[Collected data entries]
--- START ---

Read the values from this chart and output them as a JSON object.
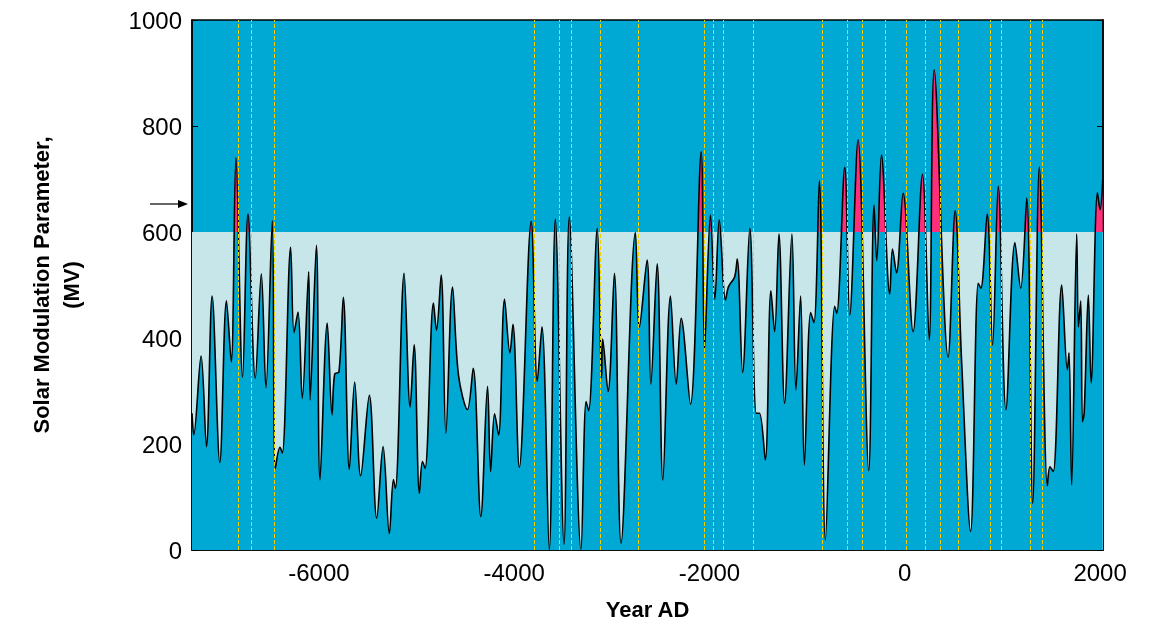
{
  "chart_data": {
    "type": "area",
    "xlabel": "Year AD",
    "ylabel": "Solar Modulation Parameter,\n(MV)",
    "xlim": [
      -7300,
      2030
    ],
    "xticks": [
      -6000,
      -4000,
      -2000,
      0,
      2000
    ],
    "ylim": [
      0,
      1000
    ],
    "yticks": [
      0,
      200,
      400,
      600,
      800,
      1000
    ],
    "marker": "none",
    "bands": [
      {
        "axis": "y",
        "from": 0,
        "to": 600,
        "color": "#c6e6ea"
      }
    ],
    "ref_lines": [
      {
        "axis": "x",
        "value": -6827,
        "color": "#f5d000",
        "line_style": "dashed"
      },
      {
        "axis": "x",
        "value": -6694,
        "color": "#f5d000",
        "line_style": "dashed"
      },
      {
        "axis": "x",
        "value": -6454,
        "color": "#f5d000",
        "line_style": "dashed"
      },
      {
        "axis": "x",
        "value": -3795,
        "color": "#f5d000",
        "line_style": "dashed"
      },
      {
        "axis": "x",
        "value": -3541,
        "color": "#f5d000",
        "line_style": "dashed"
      },
      {
        "axis": "x",
        "value": -3412,
        "color": "#f5d000",
        "line_style": "dashed"
      },
      {
        "axis": "x",
        "value": -3118,
        "color": "#f5d000",
        "line_style": "dashed"
      },
      {
        "axis": "x",
        "value": -2731,
        "color": "#f5d000",
        "line_style": "dashed"
      },
      {
        "axis": "x",
        "value": -2058,
        "color": "#f5d000",
        "line_style": "dashed"
      },
      {
        "axis": "x",
        "value": -1966,
        "color": "#f5d000",
        "line_style": "dashed"
      },
      {
        "axis": "x",
        "value": -1863,
        "color": "#f5d000",
        "line_style": "dashed"
      },
      {
        "axis": "x",
        "value": -1556,
        "color": "#f5d000",
        "line_style": "dashed"
      },
      {
        "axis": "x",
        "value": -844,
        "color": "#f5d000",
        "line_style": "dashed"
      },
      {
        "axis": "x",
        "value": -591,
        "color": "#f5d000",
        "line_style": "dashed"
      },
      {
        "axis": "x",
        "value": -431,
        "color": "#f5d000",
        "line_style": "dashed"
      },
      {
        "axis": "x",
        "value": -195,
        "color": "#f5d000",
        "line_style": "dashed"
      },
      {
        "axis": "x",
        "value": 17,
        "color": "#f5d000",
        "line_style": "dashed"
      },
      {
        "axis": "x",
        "value": 205,
        "color": "#f5d000",
        "line_style": "dashed"
      },
      {
        "axis": "x",
        "value": 366,
        "color": "#f5d000",
        "line_style": "dashed"
      },
      {
        "axis": "x",
        "value": 551,
        "color": "#f5d000",
        "line_style": "dashed"
      },
      {
        "axis": "x",
        "value": 872,
        "color": "#f5d000",
        "line_style": "dashed"
      },
      {
        "axis": "x",
        "value": 988,
        "color": "#f5d000",
        "line_style": "dashed"
      },
      {
        "axis": "x",
        "value": 1282,
        "color": "#f5d000",
        "line_style": "dashed"
      },
      {
        "axis": "x",
        "value": 1412,
        "color": "#f5d000",
        "line_style": "dashed"
      }
    ],
    "series": [
      {
        "color": "#000000",
        "x": [
          -7300,
          -7282,
          -7207,
          -7152,
          -7094,
          -7015,
          -6947,
          -6898,
          -6850,
          -6782,
          -6727,
          -6652,
          -6590,
          -6543,
          -6478,
          -6447,
          -6399,
          -6375,
          -6290,
          -6255,
          -6214,
          -6171,
          -6105,
          -6091,
          -6026,
          -5989,
          -5915,
          -5866,
          -5839,
          -5795,
          -5750,
          -5689,
          -5634,
          -5573,
          -5484,
          -5408,
          -5343,
          -5279,
          -5237,
          -5217,
          -5128,
          -5066,
          -5025,
          -4971,
          -4940,
          -4913,
          -4827,
          -4796,
          -4748,
          -4700,
          -4632,
          -4571,
          -4479,
          -4420,
          -4342,
          -4273,
          -4242,
          -4201,
          -4160,
          -4099,
          -4044,
          -4013,
          -3948,
          -3826,
          -3764,
          -3716,
          -3641,
          -3579,
          -3490,
          -3436,
          -3316,
          -3264,
          -3238,
          -3149,
          -3105,
          -3094,
          -3039,
          -2974,
          -2906,
          -2759,
          -2718,
          -2639,
          -2601,
          -2536,
          -2478,
          -2400,
          -2341,
          -2290,
          -2195,
          -2085,
          -2051,
          -1990,
          -1945,
          -1900,
          -1836,
          -1805,
          -1743,
          -1716,
          -1661,
          -1587,
          -1521,
          -1488,
          -1429,
          -1371,
          -1333,
          -1289,
          -1231,
          -1156,
          -1115,
          -1067,
          -1029,
          -964,
          -930,
          -875,
          -813,
          -718,
          -697,
          -615,
          -564,
          -479,
          -369,
          -315,
          -287,
          -239,
          -154,
          -126,
          -85,
          -17,
          85,
          181,
          250,
          301,
          444,
          516,
          581,
          674,
          752,
          779,
          844,
          899,
          957,
          1036,
          1128,
          1187,
          1249,
          1310,
          1378,
          1460,
          1487,
          1521,
          1607,
          1665,
          1682,
          1709,
          1761,
          1778,
          1802,
          1819,
          1837,
          1880,
          1908,
          1973,
          2000,
          2027
        ],
        "values": [
          258,
          217,
          366,
          195,
          479,
          165,
          470,
          355,
          741,
          326,
          634,
          324,
          521,
          306,
          621,
          154,
          194,
          183,
          571,
          410,
          449,
          286,
          525,
          283,
          575,
          132,
          428,
          255,
          332,
          336,
          477,
          152,
          317,
          140,
          292,
          60,
          195,
          31,
          133,
          116,
          522,
          270,
          387,
          107,
          167,
          154,
          466,
          415,
          519,
          220,
          496,
          330,
          265,
          343,
          63,
          309,
          148,
          257,
          217,
          473,
          372,
          426,
          156,
          620,
          318,
          421,
          0,
          624,
          11,
          628,
          1,
          280,
          263,
          607,
          324,
          398,
          299,
          522,
          13,
          599,
          421,
          547,
          313,
          540,
          132,
          479,
          313,
          437,
          275,
          752,
          379,
          632,
          473,
          623,
          472,
          497,
          515,
          549,
          335,
          607,
          258,
          258,
          170,
          489,
          412,
          596,
          277,
          596,
          302,
          479,
          160,
          448,
          429,
          697,
          19,
          460,
          447,
          722,
          443,
          774,
          150,
          651,
          546,
          745,
          483,
          568,
          523,
          673,
          412,
          709,
          396,
          906,
          364,
          640,
          360,
          35,
          503,
          494,
          634,
          387,
          686,
          265,
          580,
          494,
          664,
          88,
          723,
          121,
          157,
          148,
          500,
          340,
          372,
          123,
          596,
          421,
          470,
          242,
          258,
          481,
          315,
          674,
          642,
          698
        ]
      }
    ]
  }
}
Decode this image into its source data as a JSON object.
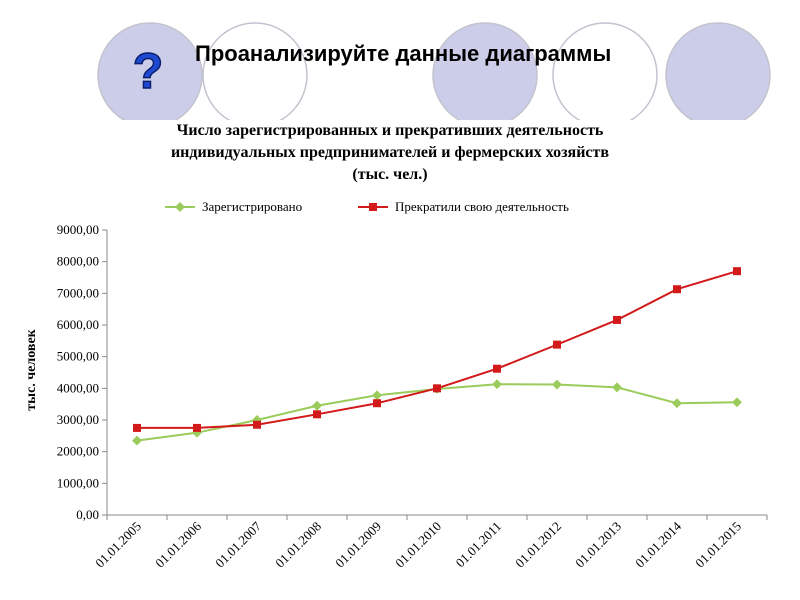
{
  "slide": {
    "title": "Проанализируйте данные диаграммы",
    "question_mark": "?",
    "colors": {
      "circle_fill": "#cccde8",
      "circle_outline": "#c3c3cf",
      "question_fill": "#1f49d1"
    }
  },
  "chart_data": {
    "type": "line",
    "title_lines": [
      "Число зарегистрированных  и прекративших деятельность",
      "индивидуальных предпринимателей и фермерских хозяйств",
      "(тыс. чел.)"
    ],
    "xlabel": "",
    "ylabel": "тыс. человек",
    "categories": [
      "01.01.2005",
      "01.01.2006",
      "01.01.2007",
      "01.01.2008",
      "01.01.2009",
      "01.01.2010",
      "01.01.2011",
      "01.01.2012",
      "01.01.2013",
      "01.01.2014",
      "01.01.2015"
    ],
    "yticks": [
      "0,00",
      "1000,00",
      "2000,00",
      "3000,00",
      "4000,00",
      "5000,00",
      "6000,00",
      "7000,00",
      "8000,00",
      "9000,00"
    ],
    "ylim": [
      0,
      9000
    ],
    "grid": false,
    "legend_position": "top",
    "series": [
      {
        "name": "Зарегистрировано",
        "color": "#9bcb5b",
        "marker": "diamond",
        "values": [
          2350,
          2600,
          3000,
          3450,
          3780,
          3980,
          4130,
          4120,
          4030,
          3530,
          3560
        ]
      },
      {
        "name": "Прекратили свою деятельность",
        "color": "#d21a1a",
        "marker": "square",
        "values": [
          2750,
          2750,
          2850,
          3180,
          3530,
          4000,
          4620,
          5380,
          6160,
          7130,
          7700
        ]
      }
    ]
  }
}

--- END ---

▸ **What the exercise asks**
Show each line in the entries that holds the string "from".

▸ **Answer**
Read the values from this chart and output them as a JSON object.
        "from": 0,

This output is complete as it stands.